(Entries with figure data)

begin

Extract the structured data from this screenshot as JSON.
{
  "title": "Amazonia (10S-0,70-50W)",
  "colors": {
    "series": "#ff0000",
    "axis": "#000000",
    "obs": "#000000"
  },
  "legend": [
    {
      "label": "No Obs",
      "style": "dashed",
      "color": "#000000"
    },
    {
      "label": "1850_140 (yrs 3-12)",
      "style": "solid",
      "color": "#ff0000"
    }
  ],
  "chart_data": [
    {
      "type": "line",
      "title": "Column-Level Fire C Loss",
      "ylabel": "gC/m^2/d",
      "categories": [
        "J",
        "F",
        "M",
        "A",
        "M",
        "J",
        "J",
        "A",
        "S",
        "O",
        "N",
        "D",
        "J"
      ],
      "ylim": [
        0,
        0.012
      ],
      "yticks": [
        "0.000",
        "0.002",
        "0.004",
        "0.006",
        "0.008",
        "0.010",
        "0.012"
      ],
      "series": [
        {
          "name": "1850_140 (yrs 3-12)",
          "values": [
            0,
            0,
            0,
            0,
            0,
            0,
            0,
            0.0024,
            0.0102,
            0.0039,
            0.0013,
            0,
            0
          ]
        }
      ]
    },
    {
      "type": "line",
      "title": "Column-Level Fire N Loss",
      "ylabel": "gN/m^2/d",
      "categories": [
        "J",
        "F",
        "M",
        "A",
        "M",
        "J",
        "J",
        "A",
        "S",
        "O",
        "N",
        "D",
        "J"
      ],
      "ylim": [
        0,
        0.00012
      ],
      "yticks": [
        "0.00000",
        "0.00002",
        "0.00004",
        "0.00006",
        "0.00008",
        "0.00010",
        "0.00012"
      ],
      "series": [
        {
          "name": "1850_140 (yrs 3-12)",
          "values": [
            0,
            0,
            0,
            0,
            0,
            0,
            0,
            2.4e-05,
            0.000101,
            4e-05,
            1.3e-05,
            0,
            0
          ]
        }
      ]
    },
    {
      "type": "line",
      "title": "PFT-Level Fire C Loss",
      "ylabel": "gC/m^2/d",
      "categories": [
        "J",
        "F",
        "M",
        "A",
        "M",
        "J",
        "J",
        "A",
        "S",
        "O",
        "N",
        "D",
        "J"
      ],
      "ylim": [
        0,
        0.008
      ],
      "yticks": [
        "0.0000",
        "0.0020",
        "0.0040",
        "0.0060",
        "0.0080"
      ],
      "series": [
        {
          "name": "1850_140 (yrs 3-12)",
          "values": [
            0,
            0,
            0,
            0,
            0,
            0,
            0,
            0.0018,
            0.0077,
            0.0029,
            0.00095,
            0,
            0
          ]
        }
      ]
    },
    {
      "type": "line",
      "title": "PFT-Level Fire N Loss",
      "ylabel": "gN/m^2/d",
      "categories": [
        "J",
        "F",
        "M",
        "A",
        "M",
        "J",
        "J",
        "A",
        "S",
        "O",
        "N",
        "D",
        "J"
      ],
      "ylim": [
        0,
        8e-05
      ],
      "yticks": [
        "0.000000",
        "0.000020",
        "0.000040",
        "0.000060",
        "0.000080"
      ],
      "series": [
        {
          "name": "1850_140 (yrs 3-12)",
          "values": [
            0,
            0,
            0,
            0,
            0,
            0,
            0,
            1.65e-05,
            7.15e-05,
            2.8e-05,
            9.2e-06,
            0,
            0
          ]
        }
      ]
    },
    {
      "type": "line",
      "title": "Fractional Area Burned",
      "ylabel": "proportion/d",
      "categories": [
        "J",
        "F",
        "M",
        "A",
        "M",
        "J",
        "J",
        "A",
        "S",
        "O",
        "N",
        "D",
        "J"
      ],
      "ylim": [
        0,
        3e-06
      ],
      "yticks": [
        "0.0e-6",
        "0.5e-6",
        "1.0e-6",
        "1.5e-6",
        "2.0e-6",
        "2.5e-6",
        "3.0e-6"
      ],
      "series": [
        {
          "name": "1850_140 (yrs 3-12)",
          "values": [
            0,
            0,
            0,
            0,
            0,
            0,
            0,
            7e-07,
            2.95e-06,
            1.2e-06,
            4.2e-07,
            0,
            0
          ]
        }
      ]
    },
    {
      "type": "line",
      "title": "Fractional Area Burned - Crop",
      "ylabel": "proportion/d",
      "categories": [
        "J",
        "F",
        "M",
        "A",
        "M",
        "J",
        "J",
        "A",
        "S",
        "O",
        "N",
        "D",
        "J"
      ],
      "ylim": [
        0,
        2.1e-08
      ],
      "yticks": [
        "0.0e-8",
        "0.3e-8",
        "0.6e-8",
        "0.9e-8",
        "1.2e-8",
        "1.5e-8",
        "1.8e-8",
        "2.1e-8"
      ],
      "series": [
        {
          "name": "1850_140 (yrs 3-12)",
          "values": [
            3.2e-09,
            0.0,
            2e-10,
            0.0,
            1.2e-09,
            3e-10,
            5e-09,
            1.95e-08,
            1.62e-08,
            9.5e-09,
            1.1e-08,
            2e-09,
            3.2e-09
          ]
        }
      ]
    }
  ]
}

end
begin

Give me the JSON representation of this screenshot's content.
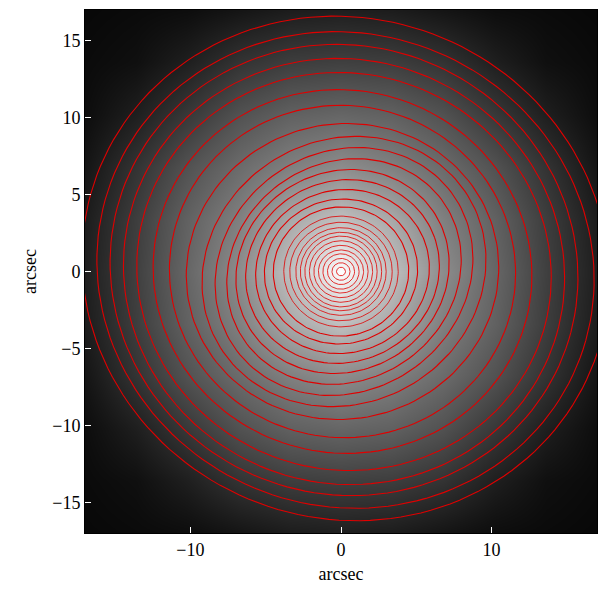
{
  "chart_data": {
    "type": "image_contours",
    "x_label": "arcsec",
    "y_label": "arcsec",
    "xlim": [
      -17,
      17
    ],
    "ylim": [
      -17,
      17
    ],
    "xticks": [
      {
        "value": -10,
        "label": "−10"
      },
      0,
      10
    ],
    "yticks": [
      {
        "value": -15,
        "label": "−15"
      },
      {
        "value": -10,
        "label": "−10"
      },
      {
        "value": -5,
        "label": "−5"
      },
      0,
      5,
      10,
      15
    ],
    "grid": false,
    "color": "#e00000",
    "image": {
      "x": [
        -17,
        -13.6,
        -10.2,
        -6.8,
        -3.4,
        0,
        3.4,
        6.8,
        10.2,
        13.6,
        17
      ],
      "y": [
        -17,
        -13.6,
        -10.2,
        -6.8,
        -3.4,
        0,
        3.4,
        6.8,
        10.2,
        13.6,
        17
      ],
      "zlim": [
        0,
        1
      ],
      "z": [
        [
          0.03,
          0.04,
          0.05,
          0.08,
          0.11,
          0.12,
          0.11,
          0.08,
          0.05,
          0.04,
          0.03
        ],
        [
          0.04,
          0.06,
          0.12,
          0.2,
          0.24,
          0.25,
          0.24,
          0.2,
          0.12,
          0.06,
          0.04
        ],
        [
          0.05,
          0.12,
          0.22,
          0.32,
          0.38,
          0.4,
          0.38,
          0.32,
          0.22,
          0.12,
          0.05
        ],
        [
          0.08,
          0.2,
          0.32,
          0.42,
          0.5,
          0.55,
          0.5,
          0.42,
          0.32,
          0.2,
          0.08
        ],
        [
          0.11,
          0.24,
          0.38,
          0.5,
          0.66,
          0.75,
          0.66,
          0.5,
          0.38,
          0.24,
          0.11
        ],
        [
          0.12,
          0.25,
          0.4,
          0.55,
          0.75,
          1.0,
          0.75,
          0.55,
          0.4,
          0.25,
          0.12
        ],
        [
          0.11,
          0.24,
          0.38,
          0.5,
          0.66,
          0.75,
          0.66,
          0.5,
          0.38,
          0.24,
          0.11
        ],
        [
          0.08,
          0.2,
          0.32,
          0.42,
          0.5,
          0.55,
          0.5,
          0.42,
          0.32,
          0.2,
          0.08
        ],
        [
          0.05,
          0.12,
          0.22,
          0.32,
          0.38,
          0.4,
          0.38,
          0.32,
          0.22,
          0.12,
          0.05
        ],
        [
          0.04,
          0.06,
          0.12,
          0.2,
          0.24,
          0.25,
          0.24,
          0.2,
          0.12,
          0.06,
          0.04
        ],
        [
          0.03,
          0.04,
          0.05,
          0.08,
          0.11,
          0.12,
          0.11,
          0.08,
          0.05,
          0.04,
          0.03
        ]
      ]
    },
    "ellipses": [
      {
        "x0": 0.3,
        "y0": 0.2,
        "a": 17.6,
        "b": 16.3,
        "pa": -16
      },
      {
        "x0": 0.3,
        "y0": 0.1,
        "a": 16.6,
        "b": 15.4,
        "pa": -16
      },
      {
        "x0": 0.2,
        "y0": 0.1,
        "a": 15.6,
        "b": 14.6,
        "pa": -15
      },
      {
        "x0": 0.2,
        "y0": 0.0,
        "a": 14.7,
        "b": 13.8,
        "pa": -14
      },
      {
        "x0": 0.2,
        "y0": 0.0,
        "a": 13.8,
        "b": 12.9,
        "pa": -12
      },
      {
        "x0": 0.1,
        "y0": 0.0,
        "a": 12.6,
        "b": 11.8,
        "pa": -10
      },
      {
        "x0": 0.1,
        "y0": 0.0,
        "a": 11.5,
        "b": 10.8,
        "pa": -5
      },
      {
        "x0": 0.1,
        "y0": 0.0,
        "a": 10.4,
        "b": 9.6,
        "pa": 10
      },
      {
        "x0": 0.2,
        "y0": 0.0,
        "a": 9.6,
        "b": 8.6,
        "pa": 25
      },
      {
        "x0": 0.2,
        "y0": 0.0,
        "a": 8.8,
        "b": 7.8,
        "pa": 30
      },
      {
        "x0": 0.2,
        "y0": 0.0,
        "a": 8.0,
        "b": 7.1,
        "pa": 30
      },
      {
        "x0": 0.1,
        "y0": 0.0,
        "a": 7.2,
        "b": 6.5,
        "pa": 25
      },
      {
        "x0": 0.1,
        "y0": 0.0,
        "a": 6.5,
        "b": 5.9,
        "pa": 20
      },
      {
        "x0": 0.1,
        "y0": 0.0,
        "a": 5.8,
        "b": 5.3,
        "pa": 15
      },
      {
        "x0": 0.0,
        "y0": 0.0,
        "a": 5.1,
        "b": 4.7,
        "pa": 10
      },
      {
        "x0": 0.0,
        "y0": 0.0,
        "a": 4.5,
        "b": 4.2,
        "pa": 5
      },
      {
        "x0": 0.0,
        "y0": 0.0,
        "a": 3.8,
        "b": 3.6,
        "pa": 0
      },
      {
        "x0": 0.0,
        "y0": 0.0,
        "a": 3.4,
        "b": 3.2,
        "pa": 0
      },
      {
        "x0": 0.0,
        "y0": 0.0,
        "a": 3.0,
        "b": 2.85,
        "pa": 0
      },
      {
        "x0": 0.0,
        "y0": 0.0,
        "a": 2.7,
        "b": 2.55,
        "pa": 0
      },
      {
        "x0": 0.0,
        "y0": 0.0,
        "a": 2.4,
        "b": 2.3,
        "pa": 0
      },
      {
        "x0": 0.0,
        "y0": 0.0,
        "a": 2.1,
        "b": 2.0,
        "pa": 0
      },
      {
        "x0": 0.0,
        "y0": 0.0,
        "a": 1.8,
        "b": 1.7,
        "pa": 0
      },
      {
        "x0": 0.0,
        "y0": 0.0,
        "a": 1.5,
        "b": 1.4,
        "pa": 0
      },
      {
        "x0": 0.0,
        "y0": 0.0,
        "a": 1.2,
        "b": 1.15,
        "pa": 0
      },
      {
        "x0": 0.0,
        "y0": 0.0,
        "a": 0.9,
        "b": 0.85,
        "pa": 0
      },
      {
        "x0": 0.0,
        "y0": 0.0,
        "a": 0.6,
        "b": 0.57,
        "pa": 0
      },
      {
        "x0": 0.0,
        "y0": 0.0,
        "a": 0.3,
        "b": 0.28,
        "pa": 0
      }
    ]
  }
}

end

▶ **Exercise requirements**
What is the number of lines above that hold the string "Area"? Answer with that number alone.

▶ **Response**
2